[DOCUMENT SEGMENT Boundary: Start]
U-M partners with Michigan High School Athletic Association to offer free concussion education
Coaches will take Michigan NeuroSport course as part of required rules meetings
ANN ARBOR, Mich., July 23, 2012 /PRNewswire-USNewswire/ -- Required online rules meetings for Michigan high school coaches this fall will include a concussion education module from U-M's Michigan NeuroSport and Pediatric Trauma Program at C.S. Mott Children's Hospital.
The Michigan High School Athletic Association announced today that its required online rules meetings for coaches and officials will include the Michigan NeuroSport education component illustrating the serious nature of concussions; recognition of the signs and symptoms and a review of return to play protocols.
"We are proud to partner with MHSAA and bring the most up-to-date concussion education to those on the frontline of athletics. Education is a vital component to improving player safety," says Amy Teddy, injury prevention program manager at C.S. Mott Children's Hospital.
"We believe that 'It takes a team to keep concussions on the sidelines.' Parents, coaches, teammates, officials and athletic trainers all have a role in protecting athletes from serious injury," says Teddy, who also is director of education for Michigan NeuroSport.
[DOCUMENT SEGMENT Boundary: End]
[AVAILABLE DATA Boundary: Start]
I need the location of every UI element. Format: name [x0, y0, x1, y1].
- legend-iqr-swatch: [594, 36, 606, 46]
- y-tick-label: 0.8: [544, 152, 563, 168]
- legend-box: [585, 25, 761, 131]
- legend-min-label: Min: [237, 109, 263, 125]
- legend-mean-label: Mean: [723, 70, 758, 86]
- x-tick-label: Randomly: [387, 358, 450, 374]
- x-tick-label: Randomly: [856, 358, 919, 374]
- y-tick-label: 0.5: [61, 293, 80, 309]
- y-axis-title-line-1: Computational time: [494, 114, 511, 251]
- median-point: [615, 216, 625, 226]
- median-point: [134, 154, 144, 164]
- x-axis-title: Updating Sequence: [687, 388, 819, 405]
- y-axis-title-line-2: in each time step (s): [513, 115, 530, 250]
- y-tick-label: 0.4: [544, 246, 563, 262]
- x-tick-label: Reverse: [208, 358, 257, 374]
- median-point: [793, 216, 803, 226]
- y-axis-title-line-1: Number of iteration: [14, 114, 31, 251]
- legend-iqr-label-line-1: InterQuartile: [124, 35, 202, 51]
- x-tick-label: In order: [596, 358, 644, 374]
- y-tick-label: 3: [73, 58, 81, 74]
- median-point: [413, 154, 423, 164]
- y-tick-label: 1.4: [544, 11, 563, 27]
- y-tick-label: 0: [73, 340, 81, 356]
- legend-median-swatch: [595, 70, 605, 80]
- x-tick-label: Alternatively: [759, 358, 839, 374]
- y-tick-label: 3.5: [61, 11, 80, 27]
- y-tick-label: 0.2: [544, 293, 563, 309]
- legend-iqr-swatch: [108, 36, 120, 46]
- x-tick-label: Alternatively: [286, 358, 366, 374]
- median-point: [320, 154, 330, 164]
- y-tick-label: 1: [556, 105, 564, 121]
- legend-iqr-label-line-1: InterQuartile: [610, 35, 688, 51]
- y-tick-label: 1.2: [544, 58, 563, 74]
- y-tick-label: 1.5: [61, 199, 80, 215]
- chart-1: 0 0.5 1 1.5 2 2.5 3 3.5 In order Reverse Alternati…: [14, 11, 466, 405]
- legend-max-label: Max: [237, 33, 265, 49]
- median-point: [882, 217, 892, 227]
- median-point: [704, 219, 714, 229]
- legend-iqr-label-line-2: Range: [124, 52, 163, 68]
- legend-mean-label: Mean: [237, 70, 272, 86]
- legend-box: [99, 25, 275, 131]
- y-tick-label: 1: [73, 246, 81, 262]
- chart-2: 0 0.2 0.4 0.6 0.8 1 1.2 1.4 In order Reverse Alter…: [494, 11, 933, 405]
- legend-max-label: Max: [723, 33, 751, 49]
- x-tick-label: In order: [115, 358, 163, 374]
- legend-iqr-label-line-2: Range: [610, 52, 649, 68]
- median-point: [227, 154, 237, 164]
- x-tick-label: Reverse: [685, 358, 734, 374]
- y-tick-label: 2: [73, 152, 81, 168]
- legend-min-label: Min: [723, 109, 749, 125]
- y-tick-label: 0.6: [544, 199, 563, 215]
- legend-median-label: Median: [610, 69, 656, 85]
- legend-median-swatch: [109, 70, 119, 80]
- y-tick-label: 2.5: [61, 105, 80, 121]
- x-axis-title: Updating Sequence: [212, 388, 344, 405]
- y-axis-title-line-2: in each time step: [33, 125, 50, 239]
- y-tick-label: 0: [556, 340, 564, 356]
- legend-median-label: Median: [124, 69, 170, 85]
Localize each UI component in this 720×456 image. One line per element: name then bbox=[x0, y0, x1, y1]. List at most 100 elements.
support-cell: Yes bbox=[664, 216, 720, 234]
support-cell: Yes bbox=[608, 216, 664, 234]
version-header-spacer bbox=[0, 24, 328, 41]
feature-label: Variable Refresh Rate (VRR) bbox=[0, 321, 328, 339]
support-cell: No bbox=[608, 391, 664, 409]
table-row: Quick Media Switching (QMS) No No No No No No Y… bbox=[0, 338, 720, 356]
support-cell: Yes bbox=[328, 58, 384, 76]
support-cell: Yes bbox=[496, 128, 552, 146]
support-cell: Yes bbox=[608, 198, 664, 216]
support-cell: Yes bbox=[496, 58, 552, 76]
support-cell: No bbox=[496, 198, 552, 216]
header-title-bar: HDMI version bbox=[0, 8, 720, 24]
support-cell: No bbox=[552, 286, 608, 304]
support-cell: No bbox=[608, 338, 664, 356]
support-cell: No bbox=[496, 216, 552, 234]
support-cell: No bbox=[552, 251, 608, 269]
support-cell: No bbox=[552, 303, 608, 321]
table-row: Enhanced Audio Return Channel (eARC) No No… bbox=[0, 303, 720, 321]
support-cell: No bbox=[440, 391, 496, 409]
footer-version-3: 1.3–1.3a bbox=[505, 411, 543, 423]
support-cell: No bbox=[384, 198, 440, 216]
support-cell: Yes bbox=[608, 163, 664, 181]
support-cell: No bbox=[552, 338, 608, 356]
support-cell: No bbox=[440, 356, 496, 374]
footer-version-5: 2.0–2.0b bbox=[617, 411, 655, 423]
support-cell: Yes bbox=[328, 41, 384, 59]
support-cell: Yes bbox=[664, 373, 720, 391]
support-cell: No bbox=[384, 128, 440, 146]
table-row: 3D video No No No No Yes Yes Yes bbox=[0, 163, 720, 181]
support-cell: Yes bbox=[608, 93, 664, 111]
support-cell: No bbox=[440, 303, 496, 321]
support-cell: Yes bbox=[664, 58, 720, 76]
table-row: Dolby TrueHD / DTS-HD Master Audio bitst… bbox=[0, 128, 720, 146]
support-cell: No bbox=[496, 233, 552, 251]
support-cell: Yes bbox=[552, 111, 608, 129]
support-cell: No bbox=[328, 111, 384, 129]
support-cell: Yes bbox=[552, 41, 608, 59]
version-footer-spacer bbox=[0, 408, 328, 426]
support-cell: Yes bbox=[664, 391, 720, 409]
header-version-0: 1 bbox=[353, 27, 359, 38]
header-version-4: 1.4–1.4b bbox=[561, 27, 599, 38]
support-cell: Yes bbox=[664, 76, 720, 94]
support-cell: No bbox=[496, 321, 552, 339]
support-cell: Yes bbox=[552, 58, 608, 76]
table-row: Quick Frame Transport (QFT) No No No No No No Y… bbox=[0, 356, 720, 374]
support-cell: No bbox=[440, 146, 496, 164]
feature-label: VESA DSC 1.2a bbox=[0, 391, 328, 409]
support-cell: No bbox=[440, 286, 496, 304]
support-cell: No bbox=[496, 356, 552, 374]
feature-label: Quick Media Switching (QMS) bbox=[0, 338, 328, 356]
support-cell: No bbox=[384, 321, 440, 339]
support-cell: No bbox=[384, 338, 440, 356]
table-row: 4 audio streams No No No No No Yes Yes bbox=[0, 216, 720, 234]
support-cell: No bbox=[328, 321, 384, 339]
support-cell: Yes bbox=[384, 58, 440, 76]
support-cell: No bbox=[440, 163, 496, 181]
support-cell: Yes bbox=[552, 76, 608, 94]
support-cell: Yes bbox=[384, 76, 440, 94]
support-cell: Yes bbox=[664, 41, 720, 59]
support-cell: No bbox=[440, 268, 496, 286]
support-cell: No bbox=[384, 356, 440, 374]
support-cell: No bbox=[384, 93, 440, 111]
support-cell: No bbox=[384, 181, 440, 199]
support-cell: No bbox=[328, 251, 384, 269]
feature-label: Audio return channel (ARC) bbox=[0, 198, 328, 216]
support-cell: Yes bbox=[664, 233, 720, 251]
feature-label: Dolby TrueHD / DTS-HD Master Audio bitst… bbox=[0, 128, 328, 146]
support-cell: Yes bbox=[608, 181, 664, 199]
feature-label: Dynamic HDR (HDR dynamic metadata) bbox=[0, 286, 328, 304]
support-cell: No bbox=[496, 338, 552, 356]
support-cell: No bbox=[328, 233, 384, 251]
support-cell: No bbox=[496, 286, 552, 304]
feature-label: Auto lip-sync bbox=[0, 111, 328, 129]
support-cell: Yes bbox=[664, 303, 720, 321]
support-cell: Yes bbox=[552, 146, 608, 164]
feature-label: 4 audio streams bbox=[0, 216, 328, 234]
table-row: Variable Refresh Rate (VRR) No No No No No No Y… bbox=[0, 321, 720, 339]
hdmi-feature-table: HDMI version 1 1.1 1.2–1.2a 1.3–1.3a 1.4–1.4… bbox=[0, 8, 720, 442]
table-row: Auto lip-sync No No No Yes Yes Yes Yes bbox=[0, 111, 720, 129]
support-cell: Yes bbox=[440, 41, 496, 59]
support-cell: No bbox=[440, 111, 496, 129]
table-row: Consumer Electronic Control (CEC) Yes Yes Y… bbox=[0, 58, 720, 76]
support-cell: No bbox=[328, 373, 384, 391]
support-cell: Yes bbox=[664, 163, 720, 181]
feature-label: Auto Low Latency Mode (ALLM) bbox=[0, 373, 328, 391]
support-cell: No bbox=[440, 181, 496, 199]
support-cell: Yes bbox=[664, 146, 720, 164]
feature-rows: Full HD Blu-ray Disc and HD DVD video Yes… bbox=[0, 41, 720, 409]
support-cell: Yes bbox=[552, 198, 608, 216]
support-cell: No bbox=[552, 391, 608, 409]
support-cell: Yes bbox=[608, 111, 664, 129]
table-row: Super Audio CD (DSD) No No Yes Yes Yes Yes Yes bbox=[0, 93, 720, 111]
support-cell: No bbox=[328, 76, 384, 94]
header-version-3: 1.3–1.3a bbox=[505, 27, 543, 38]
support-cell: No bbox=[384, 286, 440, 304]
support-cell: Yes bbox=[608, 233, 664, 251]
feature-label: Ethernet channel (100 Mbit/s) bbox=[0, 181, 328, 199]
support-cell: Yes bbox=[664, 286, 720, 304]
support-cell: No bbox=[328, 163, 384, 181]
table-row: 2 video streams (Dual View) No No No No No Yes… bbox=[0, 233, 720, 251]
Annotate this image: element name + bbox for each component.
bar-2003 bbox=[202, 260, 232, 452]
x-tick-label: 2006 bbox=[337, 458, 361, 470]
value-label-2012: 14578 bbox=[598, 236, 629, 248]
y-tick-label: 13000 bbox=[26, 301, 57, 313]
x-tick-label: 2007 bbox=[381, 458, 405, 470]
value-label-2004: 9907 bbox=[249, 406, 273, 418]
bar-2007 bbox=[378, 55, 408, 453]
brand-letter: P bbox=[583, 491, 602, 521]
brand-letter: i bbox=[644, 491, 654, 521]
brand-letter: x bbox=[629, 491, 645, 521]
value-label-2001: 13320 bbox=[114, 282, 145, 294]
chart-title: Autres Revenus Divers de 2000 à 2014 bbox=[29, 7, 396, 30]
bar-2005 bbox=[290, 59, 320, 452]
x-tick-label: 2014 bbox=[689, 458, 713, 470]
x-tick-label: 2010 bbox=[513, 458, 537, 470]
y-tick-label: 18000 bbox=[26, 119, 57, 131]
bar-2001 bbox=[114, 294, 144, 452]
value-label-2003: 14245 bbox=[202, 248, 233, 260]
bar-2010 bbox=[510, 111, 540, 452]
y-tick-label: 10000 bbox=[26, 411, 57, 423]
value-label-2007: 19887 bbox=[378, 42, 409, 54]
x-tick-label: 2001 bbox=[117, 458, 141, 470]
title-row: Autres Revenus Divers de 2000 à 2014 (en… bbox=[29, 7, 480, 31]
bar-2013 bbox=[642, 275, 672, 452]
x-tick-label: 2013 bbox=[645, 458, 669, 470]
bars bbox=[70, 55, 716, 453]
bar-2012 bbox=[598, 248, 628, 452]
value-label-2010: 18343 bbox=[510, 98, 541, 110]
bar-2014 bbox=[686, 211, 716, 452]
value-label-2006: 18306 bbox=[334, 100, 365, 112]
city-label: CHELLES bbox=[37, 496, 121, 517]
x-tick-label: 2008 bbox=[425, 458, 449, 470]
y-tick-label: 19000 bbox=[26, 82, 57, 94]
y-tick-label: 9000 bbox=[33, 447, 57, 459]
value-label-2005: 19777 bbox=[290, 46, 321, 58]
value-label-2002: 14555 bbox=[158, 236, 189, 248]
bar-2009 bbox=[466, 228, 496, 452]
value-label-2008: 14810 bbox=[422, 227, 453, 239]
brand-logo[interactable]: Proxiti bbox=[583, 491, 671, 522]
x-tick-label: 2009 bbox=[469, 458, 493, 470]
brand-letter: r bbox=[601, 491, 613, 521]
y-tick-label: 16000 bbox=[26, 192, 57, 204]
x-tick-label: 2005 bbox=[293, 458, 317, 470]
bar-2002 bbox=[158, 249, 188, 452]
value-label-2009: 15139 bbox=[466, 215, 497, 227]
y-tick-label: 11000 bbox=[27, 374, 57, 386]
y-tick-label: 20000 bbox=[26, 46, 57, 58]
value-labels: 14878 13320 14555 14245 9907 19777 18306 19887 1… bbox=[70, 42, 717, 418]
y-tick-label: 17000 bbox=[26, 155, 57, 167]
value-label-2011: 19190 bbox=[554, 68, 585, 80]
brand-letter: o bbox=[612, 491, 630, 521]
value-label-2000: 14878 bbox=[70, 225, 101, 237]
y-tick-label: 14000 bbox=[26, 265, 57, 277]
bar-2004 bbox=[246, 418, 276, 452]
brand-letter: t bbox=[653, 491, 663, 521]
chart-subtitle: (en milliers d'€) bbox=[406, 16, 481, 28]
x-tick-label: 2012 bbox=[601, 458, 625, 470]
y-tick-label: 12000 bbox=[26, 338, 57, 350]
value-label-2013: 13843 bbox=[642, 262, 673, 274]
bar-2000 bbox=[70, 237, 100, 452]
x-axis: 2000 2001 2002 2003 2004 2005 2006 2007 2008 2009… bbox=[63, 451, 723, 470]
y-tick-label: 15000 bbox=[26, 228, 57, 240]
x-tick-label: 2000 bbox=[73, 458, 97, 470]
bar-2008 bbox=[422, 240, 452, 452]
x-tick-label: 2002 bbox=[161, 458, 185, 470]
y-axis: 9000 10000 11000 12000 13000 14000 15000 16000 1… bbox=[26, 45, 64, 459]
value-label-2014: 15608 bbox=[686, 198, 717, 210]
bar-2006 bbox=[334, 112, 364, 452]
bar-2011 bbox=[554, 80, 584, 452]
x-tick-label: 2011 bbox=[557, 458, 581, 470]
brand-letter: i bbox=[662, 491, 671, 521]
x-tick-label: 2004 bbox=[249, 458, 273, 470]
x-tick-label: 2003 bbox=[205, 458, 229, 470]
[AVAILABLE DATA Boundary: End]
| EXERCISE A |
In the press release on concussion education, copy the part that opens with the words containing "U-M partners with" and closes with "to play protocols.".
| EXERCISE B |
State whether each statement agrees with the press release on concussion education, answering yes or no and quoting the words of the release that decide it. (i) Amy Teddy is the injury prevention program manager at C.S. Mott Children's Hospital. (ii) The rules meetings for Michigan high school coaches are held in person. (iii) The concussion education module comes from the Michigan High School Athletic Association.
| EXERCISE C |
Pick up the press release on concussion education after its last sentence and continue it.

| EXPECTED ANSWER A |
U-M partners with Michigan High School Athletic Association to offer free concussion education
Coaches will take Michigan NeuroSport course as part of required rules meetings
ANN ARBOR, Mich., July 23, 2012 /PRNewswire-USNewswire/ -- Required online rules meetings for Michigan high school coaches this fall will include a concussion education module from U-M's Michigan NeuroSport and Pediatric Trauma Program at C.S. Mott Children's Hospital.
The Michigan High School Athletic Association announced today that its required online rules meetings for coaches and officials will include the Michigan NeuroSport education component illustrating the serious nature of concussions; recognition of the signs and symptoms and a review of return to play protocols.

| EXPECTED ANSWER B |
(i) Yes: "says Amy Teddy, injury prevention program manager at C.S. Mott Children's Hospital."
(ii) No: "Required online rules meetings for Michigan high school coaches this fall will include a concussion education module"
(iii) No: "a concussion education module from U-M's Michigan NeuroSport and Pediatric Trauma Program at C.S. Mott Children's Hospital."

| EXPECTED ANSWER C |
"In addition to our coach modules, we recently launched our parent edition to help another member of the 'team' better recognize and understand concussion."
This is the second year the MHSAA has included concussion education in its online rules meetings. This year, the Michigan NeuroSport Concussion Education - High School Coach edition, endorsed by the American Academy of Neurology last fall, has been modified for the MHSAA audience. The MHSAA will also promote the availability of the NeuroSport concussion education modules offered specifically for parents and coaches.
"These educational efforts, coupled with protocols addressing concussions when they take place on the field of play, put our schools in the best possible position to minimize the risk to young people," says John E. "Jack" Roberts, executive director of the MHSAA. "We're pleased to have our new partnership with University of Michigan NeuroSport and our ongoing partnership with the Brian Injury Association of Michigan which put our state at the forefront of addressing the critical health issue for interscholastic athletes."
Roberts added that the same educational materials the Association has co-branded with its partners will also be used to help raise concussion awareness in other youth sports by other sponsors in the state.
The NeuroSport online programs for parents and athletes are available at http://www.MichiganNeuroSport.com These free, interactive and user-specific courses, all less than 20 minutes, provide an opportunity to complete a 10-question quiz and receive a certificate of completion.
Michigan NeuroSport recently launched a module specifically for parents, in addition to the module available for athletes and coaches. The parent module also has been endorsed by the American Academy of Neurologists.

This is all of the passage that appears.